## Goal
Copy the data word for word, keeping every line.

Stored entries:
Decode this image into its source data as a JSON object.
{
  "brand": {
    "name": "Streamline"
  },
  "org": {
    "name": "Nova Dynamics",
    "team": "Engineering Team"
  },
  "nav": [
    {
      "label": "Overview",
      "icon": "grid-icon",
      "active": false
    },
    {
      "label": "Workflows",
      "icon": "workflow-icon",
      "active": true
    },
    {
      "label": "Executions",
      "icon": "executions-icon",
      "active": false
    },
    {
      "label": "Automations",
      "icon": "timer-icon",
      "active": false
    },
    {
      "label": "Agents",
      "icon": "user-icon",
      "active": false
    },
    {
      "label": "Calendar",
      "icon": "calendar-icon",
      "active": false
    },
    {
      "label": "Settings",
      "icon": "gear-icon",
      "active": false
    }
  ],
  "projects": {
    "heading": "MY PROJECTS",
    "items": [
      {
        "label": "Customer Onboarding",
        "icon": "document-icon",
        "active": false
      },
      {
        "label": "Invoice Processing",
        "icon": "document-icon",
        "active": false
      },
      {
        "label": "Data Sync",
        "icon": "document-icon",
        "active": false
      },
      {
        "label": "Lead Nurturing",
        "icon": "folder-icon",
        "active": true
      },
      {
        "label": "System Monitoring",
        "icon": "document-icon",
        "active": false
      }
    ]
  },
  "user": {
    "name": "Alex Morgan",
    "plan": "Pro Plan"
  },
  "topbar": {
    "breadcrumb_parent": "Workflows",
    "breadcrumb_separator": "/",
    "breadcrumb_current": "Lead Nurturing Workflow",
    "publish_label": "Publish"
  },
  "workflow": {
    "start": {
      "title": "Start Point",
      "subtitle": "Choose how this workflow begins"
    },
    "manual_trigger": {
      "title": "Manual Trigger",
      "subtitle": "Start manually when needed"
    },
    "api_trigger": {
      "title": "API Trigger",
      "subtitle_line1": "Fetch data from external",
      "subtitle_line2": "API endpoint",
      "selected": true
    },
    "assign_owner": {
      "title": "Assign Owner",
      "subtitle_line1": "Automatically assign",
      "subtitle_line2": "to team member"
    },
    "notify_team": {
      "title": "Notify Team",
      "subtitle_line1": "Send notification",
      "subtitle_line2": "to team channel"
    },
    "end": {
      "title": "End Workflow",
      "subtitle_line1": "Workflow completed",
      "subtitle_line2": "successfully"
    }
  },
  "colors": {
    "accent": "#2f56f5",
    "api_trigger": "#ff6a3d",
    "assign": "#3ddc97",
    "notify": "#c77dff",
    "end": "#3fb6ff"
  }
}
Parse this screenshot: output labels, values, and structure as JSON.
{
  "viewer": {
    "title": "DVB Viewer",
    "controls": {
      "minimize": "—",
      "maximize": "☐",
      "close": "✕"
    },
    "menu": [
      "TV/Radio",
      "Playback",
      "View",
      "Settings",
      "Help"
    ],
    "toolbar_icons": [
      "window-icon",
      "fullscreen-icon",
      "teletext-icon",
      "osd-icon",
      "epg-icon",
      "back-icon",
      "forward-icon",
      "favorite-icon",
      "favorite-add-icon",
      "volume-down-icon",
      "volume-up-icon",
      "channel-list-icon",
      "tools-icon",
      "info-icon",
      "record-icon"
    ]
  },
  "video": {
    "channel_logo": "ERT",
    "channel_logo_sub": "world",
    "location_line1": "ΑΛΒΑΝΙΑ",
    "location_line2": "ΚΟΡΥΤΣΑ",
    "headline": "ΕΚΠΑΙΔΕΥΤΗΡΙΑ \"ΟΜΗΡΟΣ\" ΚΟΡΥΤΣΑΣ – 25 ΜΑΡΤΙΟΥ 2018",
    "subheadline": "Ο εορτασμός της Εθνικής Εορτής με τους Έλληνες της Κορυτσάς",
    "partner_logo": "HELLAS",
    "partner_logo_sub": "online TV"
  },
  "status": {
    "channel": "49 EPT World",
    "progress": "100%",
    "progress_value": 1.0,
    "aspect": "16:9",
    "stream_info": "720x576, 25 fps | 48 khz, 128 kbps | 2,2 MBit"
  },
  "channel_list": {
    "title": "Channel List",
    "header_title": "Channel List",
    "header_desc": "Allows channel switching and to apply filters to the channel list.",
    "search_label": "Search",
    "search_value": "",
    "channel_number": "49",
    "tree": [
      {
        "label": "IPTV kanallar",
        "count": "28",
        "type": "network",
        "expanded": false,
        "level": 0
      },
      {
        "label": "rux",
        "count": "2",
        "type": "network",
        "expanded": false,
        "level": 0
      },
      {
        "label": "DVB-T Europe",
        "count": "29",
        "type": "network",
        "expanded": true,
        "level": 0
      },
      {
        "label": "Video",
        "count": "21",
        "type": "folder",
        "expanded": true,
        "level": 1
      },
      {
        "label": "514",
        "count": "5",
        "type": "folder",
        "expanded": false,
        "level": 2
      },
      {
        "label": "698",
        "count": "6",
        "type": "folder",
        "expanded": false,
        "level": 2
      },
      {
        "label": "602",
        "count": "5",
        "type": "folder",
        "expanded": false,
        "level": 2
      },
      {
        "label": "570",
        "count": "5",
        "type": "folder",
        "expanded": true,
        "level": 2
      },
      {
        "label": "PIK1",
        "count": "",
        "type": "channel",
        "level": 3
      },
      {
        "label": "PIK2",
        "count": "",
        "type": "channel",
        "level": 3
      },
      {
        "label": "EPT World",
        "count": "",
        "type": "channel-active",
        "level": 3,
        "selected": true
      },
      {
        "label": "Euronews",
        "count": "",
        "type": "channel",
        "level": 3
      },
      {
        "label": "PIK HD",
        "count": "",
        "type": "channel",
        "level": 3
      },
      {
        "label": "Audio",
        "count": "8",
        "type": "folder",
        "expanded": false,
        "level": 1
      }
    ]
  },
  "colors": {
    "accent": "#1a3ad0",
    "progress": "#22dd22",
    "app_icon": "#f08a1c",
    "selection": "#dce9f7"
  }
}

## Result of the exercise
Decode this image into its source data as a JSON object.
{
  "brand": {
    "name": "Streamline"
  },
  "org": {
    "name": "Nova Dynamics",
    "team": "Engineering Team"
  },
  "nav": [
    {
      "label": "Overview",
      "icon": "grid-icon",
      "active": false
    },
    {
      "label": "Workflows",
      "icon": "workflow-icon",
      "active": true
    },
    {
      "label": "Executions",
      "icon": "executions-icon",
      "active": false
    },
    {
      "label": "Automations",
      "icon": "timer-icon",
      "active": false
    },
    {
      "label": "Agents",
      "icon": "user-icon",
      "active": false
    },
    {
      "label": "Calendar",
      "icon": "calendar-icon",
      "active": false
    },
    {
      "label": "Settings",
      "icon": "gear-icon",
      "active": false
    }
  ],
  "projects": {
    "heading": "MY PROJECTS",
    "items": [
      {
        "label": "Customer Onboarding",
        "icon": "document-icon",
        "active": false
      },
      {
        "label": "Invoice Processing",
        "icon": "document-icon",
        "active": false
      },
      {
        "label": "Data Sync",
        "icon": "document-icon",
        "active": false
      },
      {
        "label": "Lead Nurturing",
        "icon": "folder-icon",
        "active": true
      },
      {
        "label": "System Monitoring",
        "icon": "document-icon",
        "active": false
      }
    ]
  },
  "user": {
    "name": "Alex Morgan",
    "plan": "Pro Plan"
  },
  "topbar": {
    "breadcrumb_parent": "Workflows",
    "breadcrumb_separator": "/",
    "breadcrumb_current": "Lead Nurturing Workflow",
    "publish_label": "Publish"
  },
  "workflow": {
    "start": {
      "title": "Start Point",
      "subtitle": "Choose how this workflow begins"
    },
    "manual_trigger": {
      "title": "Manual Trigger",
      "subtitle": "Start manually when needed"
    },
    "api_trigger": {
      "title": "API Trigger",
      "subtitle_line1": "Fetch data from external",
      "subtitle_line2": "API endpoint",
      "selected": true
    },
    "assign_owner": {
      "title": "Assign Owner",
      "subtitle_line1": "Automatically assign",
      "subtitle_line2": "to team member"
    },
    "notify_team": {
      "title": "Notify Team",
      "subtitle_line1": "Send notification",
      "subtitle_line2": "to team channel"
    },
    "end": {
      "title": "End Workflow",
      "subtitle_line1": "Workflow completed",
      "subtitle_line2": "successfully"
    }
  },
  "colors": {
    "accent": "#2f56f5",
    "api_trigger": "#ff6a3d",
    "assign": "#3ddc97",
    "notify": "#c77dff",
    "end": "#3fb6ff"
  }
}
Parse this screenshot: output labels, values, and structure as JSON.
{
  "viewer": {
    "title": "DVB Viewer",
    "controls": {
      "minimize": "—",
      "maximize": "☐",
      "close": "✕"
    },
    "menu": [
      "TV/Radio",
      "Playback",
      "View",
      "Settings",
      "Help"
    ],
    "toolbar_icons": [
      "window-icon",
      "fullscreen-icon",
      "teletext-icon",
      "osd-icon",
      "epg-icon",
      "back-icon",
      "forward-icon",
      "favorite-icon",
      "favorite-add-icon",
      "volume-down-icon",
      "volume-up-icon",
      "channel-list-icon",
      "tools-icon",
      "info-icon",
      "record-icon"
    ]
  },
  "video": {
    "channel_logo": "ERT",
    "channel_logo_sub": "world",
    "location_line1": "ΑΛΒΑΝΙΑ",
    "location_line2": "ΚΟΡΥΤΣΑ",
    "headline": "ΕΚΠΑΙΔΕΥΤΗΡΙΑ \"ΟΜΗΡΟΣ\" ΚΟΡΥΤΣΑΣ – 25 ΜΑΡΤΙΟΥ 2018",
    "subheadline": "Ο εορτασμός της Εθνικής Εορτής με τους Έλληνες της Κορυτσάς",
    "partner_logo": "HELLAS",
    "partner_logo_sub": "online TV"
  },
  "status": {
    "channel": "49 EPT World",
    "progress": "100%",
    "progress_value": 1.0,
    "aspect": "16:9",
    "stream_info": "720x576, 25 fps | 48 khz, 128 kbps | 2,2 MBit"
  },
  "channel_list": {
    "title": "Channel List",
    "header_title": "Channel List",
    "header_desc": "Allows channel switching and to apply filters to the channel list.",
    "search_label": "Search",
    "search_value": "",
    "channel_number": "49",
    "tree": [
      {
        "label": "IPTV kanallar",
        "count": "28",
        "type": "network",
        "expanded": false,
        "level": 0
      },
      {
        "label": "rux",
        "count": "2",
        "type": "network",
        "expanded": false,
        "level": 0
      },
      {
        "label": "DVB-T Europe",
        "count": "29",
        "type": "network",
        "expanded": true,
        "level": 0
      },
      {
        "label": "Video",
        "count": "21",
        "type": "folder",
        "expanded": true,
        "level": 1
      },
      {
        "label": "514",
        "count": "5",
        "type": "folder",
        "expanded": false,
        "level": 2
      },
      {
        "label": "698",
        "count": "6",
        "type": "folder",
        "expanded": false,
        "level": 2
      },
      {
        "label": "602",
        "count": "5",
        "type": "folder",
        "expanded": false,
        "level": 2
      },
      {
        "label": "570",
        "count": "5",
        "type": "folder",
        "expanded": true,
        "level": 2
      },
      {
        "label": "PIK1",
        "count": "",
        "type": "channel",
        "level": 3
      },
      {
        "label": "PIK2",
        "count": "",
        "type": "channel",
        "level": 3
      },
      {
        "label": "EPT World",
        "count": "",
        "type": "channel-active",
        "level": 3,
        "selected": true
      },
      {
        "label": "Euronews",
        "count": "",
        "type": "channel",
        "level": 3
      },
      {
        "label": "PIK HD",
        "count": "",
        "type": "channel",
        "level": 3
      },
      {
        "label": "Audio",
        "count": "8",
        "type": "folder",
        "expanded": false,
        "level": 1
      }
    ]
  },
  "colors": {
    "accent": "#1a3ad0",
    "progress": "#22dd22",
    "app_icon": "#f08a1c",
    "selection": "#dce9f7"
  }
}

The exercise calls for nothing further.